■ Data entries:
------------------------------------------------

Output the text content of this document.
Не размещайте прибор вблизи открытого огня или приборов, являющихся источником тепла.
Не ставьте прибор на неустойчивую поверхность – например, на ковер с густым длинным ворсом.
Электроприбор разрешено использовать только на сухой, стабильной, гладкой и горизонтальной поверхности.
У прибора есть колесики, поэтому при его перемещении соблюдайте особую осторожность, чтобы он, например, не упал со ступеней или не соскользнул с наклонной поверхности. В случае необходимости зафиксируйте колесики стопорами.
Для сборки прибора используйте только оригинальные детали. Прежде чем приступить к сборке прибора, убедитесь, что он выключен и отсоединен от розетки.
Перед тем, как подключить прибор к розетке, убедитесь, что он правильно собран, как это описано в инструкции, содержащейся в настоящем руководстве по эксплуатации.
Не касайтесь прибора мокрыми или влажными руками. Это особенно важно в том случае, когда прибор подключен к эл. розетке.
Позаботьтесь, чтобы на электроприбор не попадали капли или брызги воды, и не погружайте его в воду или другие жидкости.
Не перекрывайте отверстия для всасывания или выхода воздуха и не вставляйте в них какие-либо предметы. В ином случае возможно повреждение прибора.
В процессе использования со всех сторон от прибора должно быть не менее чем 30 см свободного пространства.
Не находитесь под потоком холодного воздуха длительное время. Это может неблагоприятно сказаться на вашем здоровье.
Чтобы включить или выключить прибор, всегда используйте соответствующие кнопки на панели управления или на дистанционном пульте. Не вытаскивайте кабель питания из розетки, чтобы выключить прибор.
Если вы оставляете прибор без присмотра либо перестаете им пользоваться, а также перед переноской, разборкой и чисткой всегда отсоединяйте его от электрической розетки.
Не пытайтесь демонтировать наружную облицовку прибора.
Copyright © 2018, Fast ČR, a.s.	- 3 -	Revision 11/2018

------------------------------------------------

Return all the lines that contain the string "убедитесь".

Для сборки прибора используйте только оригинальные детали. Прежде чем приступить к сборке прибора, убедитесь, что он выключен и отсоединен от розетки.
Перед тем, как подключить прибор к розетке, убедитесь, что он правильно собран, как это описано в инструкции, содержащейся в настоящем руководстве по эксплуатации.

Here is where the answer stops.